- What is expected -
Word for word, restate every line of the material.

- Provided entries -
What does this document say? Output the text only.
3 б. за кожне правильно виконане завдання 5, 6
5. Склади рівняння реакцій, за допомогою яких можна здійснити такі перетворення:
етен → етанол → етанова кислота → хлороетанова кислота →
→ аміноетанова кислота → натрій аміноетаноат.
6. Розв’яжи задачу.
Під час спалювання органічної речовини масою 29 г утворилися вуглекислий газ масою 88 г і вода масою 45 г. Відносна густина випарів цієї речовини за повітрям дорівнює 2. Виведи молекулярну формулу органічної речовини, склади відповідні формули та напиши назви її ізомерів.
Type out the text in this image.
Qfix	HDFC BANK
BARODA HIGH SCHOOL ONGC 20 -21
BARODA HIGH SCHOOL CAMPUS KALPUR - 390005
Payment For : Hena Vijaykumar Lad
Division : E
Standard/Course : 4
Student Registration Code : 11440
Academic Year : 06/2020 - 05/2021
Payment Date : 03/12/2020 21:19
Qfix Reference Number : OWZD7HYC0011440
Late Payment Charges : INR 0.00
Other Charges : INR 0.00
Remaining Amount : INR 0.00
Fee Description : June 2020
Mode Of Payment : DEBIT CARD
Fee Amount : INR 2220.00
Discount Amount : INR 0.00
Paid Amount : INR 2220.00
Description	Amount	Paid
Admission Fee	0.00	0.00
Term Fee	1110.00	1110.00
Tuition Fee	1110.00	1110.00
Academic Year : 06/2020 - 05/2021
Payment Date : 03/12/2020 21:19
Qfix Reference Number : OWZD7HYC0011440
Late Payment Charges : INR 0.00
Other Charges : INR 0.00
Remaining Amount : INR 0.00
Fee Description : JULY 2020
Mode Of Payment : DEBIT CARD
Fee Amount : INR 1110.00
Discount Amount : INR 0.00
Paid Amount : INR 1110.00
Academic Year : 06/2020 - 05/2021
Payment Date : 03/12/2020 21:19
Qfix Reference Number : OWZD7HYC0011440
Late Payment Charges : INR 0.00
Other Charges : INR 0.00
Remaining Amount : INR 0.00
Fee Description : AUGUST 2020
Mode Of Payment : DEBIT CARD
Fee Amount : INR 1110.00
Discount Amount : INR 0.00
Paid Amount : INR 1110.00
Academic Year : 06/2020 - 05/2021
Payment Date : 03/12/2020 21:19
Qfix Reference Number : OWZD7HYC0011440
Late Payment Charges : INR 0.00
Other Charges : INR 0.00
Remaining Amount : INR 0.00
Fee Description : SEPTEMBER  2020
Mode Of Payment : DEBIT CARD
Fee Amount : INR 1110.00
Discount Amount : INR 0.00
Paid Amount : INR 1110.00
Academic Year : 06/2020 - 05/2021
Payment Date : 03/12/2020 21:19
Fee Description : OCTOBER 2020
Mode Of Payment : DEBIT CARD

- Solved exercise -
What does this document say? Output the text only.
3 б. за кожне правильно виконане завдання 5, 6
5. Склади рівняння реакцій, за допомогою яких можна здійснити такі перетворення:
етен → етанол → етанова кислота → хлороетанова кислота →
→ аміноетанова кислота → натрій аміноетаноат.
6. Розв’яжи задачу.
Під час спалювання органічної речовини масою 29 г утворилися вуглекислий газ масою 88 г і вода масою 45 г. Відносна густина випарів цієї речовини за повітрям дорівнює 2. Виведи молекулярну формулу органічної речовини, склади відповідні формули та напиши назви її ізомерів.
Type out the text in this image.
Qfix	HDFC BANK
BARODA HIGH SCHOOL ONGC 20 -21
BARODA HIGH SCHOOL CAMPUS KALPUR - 390005
Payment For : Hena Vijaykumar Lad
Division : E
Standard/Course : 4
Student Registration Code : 11440
Academic Year : 06/2020 - 05/2021
Payment Date : 03/12/2020 21:19
Qfix Reference Number : OWZD7HYC0011440
Late Payment Charges : INR 0.00
Other Charges : INR 0.00
Remaining Amount : INR 0.00
Fee Description : June 2020
Mode Of Payment : DEBIT CARD
Fee Amount : INR 2220.00
Discount Amount : INR 0.00
Paid Amount : INR 2220.00
Description	Amount	Paid
Admission Fee	0.00	0.00
Term Fee	1110.00	1110.00
Tuition Fee	1110.00	1110.00
Academic Year : 06/2020 - 05/2021
Payment Date : 03/12/2020 21:19
Qfix Reference Number : OWZD7HYC0011440
Late Payment Charges : INR 0.00
Other Charges : INR 0.00
Remaining Amount : INR 0.00
Fee Description : JULY 2020
Mode Of Payment : DEBIT CARD
Fee Amount : INR 1110.00
Discount Amount : INR 0.00
Paid Amount : INR 1110.00
Academic Year : 06/2020 - 05/2021
Payment Date : 03/12/2020 21:19
Qfix Reference Number : OWZD7HYC0011440
Late Payment Charges : INR 0.00
Other Charges : INR 0.00
Remaining Amount : INR 0.00
Fee Description : AUGUST 2020
Mode Of Payment : DEBIT CARD
Fee Amount : INR 1110.00
Discount Amount : INR 0.00
Paid Amount : INR 1110.00
Academic Year : 06/2020 - 05/2021
Payment Date : 03/12/2020 21:19
Qfix Reference Number : OWZD7HYC0011440
Late Payment Charges : INR 0.00
Other Charges : INR 0.00
Remaining Amount : INR 0.00
Fee Description : SEPTEMBER  2020
Mode Of Payment : DEBIT CARD
Fee Amount : INR 1110.00
Discount Amount : INR 0.00
Paid Amount : INR 1110.00
Academic Year : 06/2020 - 05/2021
Payment Date : 03/12/2020 21:19
Fee Description : OCTOBER 2020
Mode Of Payment : DEBIT CARD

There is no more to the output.